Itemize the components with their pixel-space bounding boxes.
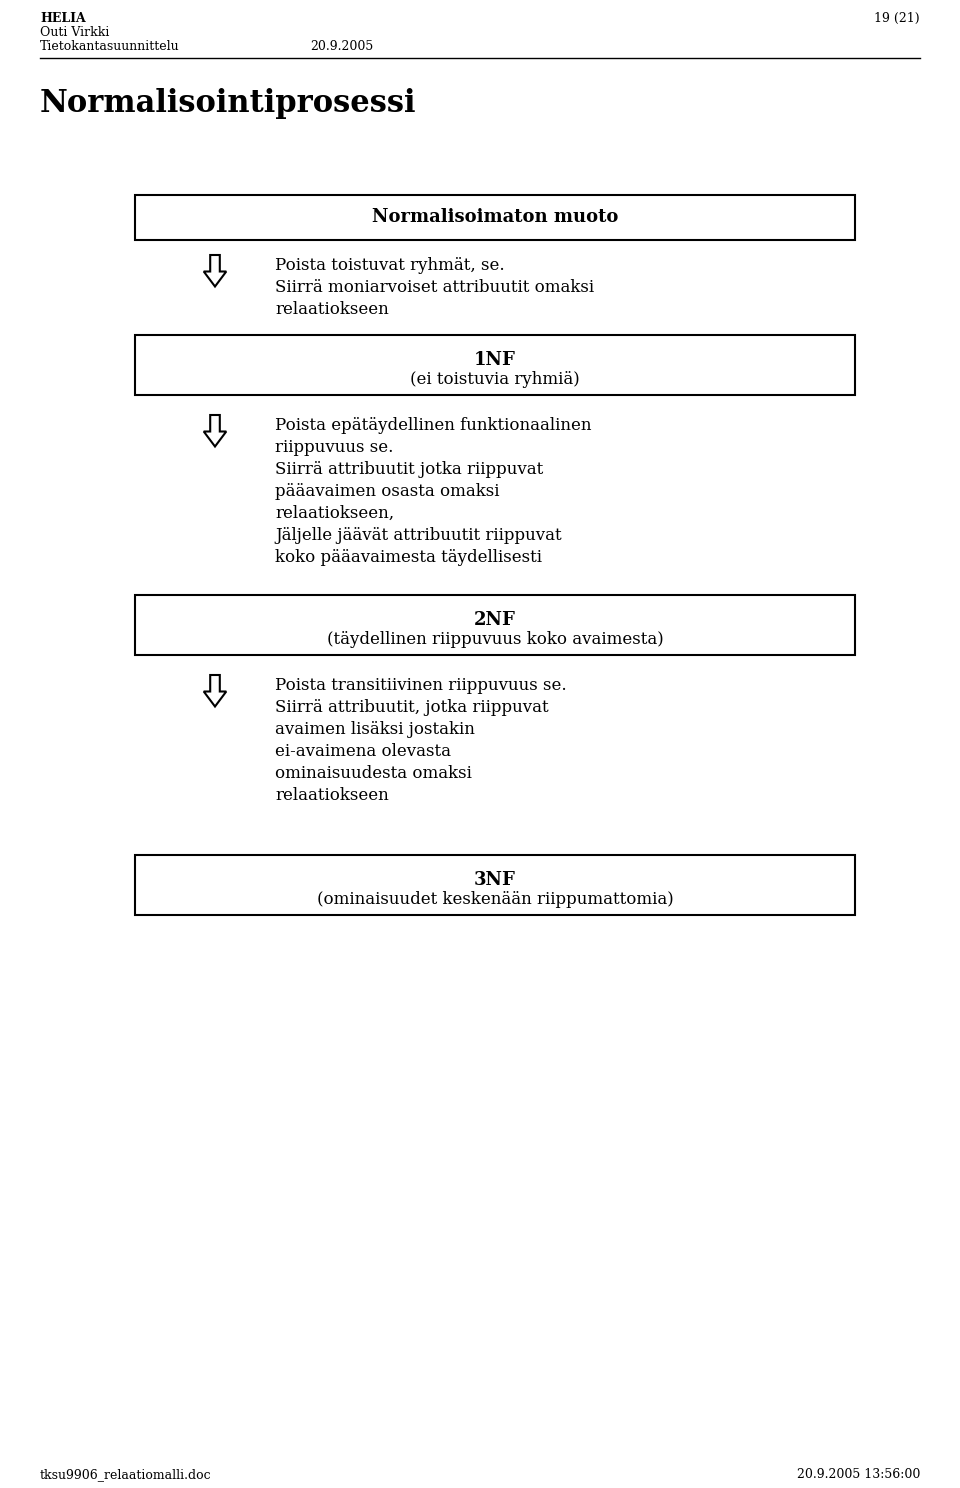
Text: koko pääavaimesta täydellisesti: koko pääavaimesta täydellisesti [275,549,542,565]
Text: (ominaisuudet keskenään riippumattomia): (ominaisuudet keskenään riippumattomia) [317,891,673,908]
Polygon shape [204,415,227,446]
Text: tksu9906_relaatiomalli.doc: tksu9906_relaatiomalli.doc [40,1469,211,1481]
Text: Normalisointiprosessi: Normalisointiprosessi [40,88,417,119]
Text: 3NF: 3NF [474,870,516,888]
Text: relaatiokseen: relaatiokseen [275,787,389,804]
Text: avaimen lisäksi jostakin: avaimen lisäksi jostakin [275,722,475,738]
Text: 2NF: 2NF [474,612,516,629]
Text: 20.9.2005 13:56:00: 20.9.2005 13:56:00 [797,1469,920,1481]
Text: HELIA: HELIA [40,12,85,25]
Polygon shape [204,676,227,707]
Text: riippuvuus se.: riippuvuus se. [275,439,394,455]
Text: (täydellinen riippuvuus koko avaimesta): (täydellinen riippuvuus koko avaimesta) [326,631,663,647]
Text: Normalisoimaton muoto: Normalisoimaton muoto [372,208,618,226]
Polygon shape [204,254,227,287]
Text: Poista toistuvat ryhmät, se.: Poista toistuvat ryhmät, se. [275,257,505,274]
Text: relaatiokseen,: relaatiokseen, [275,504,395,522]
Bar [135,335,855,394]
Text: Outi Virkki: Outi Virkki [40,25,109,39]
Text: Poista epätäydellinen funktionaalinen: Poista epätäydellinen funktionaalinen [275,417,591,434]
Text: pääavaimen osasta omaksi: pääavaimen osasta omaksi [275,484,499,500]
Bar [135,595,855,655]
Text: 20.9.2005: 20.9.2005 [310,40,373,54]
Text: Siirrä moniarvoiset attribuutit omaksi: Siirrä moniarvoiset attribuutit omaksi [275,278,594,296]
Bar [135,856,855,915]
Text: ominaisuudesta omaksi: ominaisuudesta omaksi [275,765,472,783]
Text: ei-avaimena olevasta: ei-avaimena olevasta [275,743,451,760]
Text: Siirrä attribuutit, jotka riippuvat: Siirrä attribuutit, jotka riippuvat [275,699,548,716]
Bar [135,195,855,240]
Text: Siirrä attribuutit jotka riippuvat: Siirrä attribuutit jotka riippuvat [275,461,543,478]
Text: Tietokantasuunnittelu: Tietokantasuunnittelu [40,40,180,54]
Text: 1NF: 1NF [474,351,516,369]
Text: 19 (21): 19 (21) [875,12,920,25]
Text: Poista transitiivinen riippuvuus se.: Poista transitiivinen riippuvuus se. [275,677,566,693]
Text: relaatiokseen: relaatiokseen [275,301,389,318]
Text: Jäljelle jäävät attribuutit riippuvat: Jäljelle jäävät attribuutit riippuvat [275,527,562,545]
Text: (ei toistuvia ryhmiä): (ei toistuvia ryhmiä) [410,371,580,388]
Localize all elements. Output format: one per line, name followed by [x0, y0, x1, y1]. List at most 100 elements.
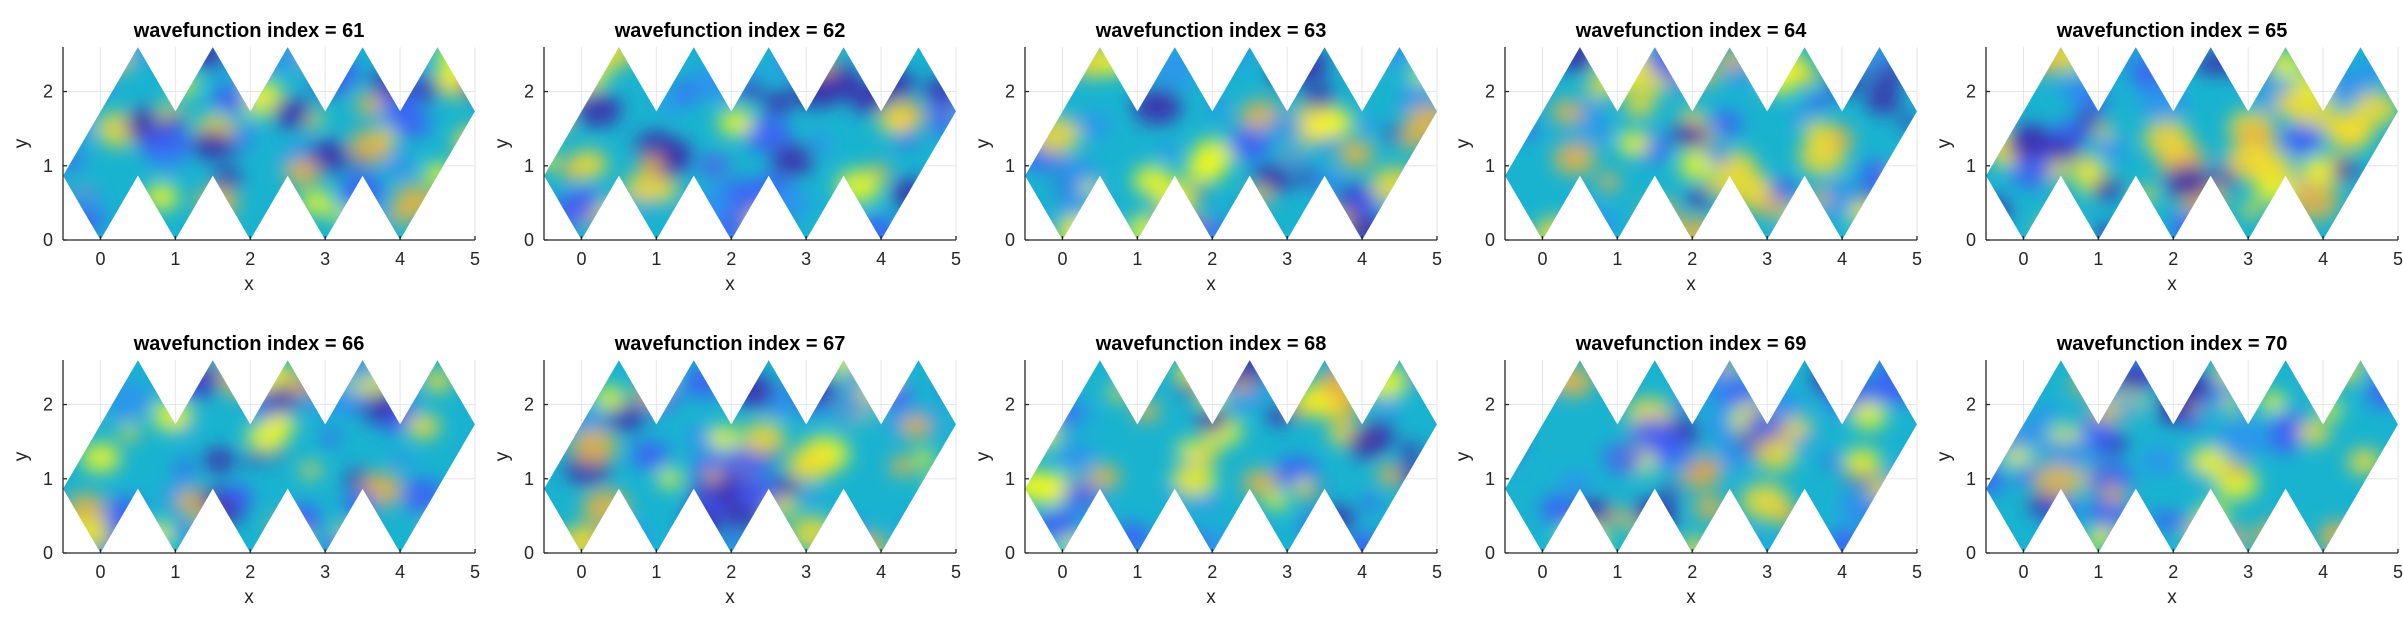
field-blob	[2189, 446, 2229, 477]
——————
Instructions to follow: Copy all of the lines above exactly, leaving out the pictures.

Answer in full:
Itemize the components with their pixel-space bounding boxes.
Text: koko pääavaimesta täydellisesti: koko pääavaimesta täydellisesti [275,549,542,565]
Text: (ominaisuudet keskenään riippumattomia): (ominaisuudet keskenään riippumattomia) [317,891,673,908]
Polygon shape [204,415,227,446]
Text: tksu9906_relaatiomalli.doc: tksu9906_relaatiomalli.doc [40,1469,211,1481]
Text: Normalisointiprosessi: Normalisointiprosessi [40,88,417,119]
Text: 3NF: 3NF [474,870,516,888]
Text: relaatiokseen: relaatiokseen [275,787,389,804]
Text: avaimen lisäksi jostakin: avaimen lisäksi jostakin [275,722,475,738]
Text: 2NF: 2NF [474,612,516,629]
Text: 20.9.2005 13:56:00: 20.9.2005 13:56:00 [797,1469,920,1481]
Text: HELIA: HELIA [40,12,85,25]
Polygon shape [204,676,227,707]
Text: riippuvuus se.: riippuvuus se. [275,439,394,455]
Text: (täydellinen riippuvuus koko avaimesta): (täydellinen riippuvuus koko avaimesta) [326,631,663,647]
Text: Normalisoimaton muoto: Normalisoimaton muoto [372,208,618,226]
Polygon shape [204,254,227,287]
Text: Poista toistuvat ryhmät, se.: Poista toistuvat ryhmät, se. [275,257,505,274]
Text: relaatiokseen,: relaatiokseen, [275,504,395,522]
Bar [135,335,855,394]
Text: Outi Virkki: Outi Virkki [40,25,109,39]
Text: Poista epätäydellinen funktionaalinen: Poista epätäydellinen funktionaalinen [275,417,591,434]
Text: pääavaimen osasta omaksi: pääavaimen osasta omaksi [275,484,499,500]
Bar [135,595,855,655]
Text: 20.9.2005: 20.9.2005 [310,40,373,54]
Text: Siirrä moniarvoiset attribuutit omaksi: Siirrä moniarvoiset attribuutit omaksi [275,278,594,296]
Bar [135,856,855,915]
Text: ominaisuudesta omaksi: ominaisuudesta omaksi [275,765,472,783]
Text: ei-avaimena olevasta: ei-avaimena olevasta [275,743,451,760]
Text: Siirrä attribuutit, jotka riippuvat: Siirrä attribuutit, jotka riippuvat [275,699,548,716]
Bar [135,195,855,240]
Text: Siirrä attribuutit jotka riippuvat: Siirrä attribuutit jotka riippuvat [275,461,543,478]
Text: Tietokantasuunnittelu: Tietokantasuunnittelu [40,40,180,54]
Text: 1NF: 1NF [474,351,516,369]
Text: 19 (21): 19 (21) [875,12,920,25]
Text: Poista transitiivinen riippuvuus se.: Poista transitiivinen riippuvuus se. [275,677,566,693]
Text: relaatiokseen: relaatiokseen [275,301,389,318]
Text: Jäljelle jäävät attribuutit riippuvat: Jäljelle jäävät attribuutit riippuvat [275,527,562,545]
Text: (ei toistuvia ryhmiä): (ei toistuvia ryhmiä) [410,371,580,388]
Localize all elements. Output format: one per line, name followed by [x0, y0, x1, y1]. List at most 100 elements.
field-blob	[2189, 446, 2229, 477]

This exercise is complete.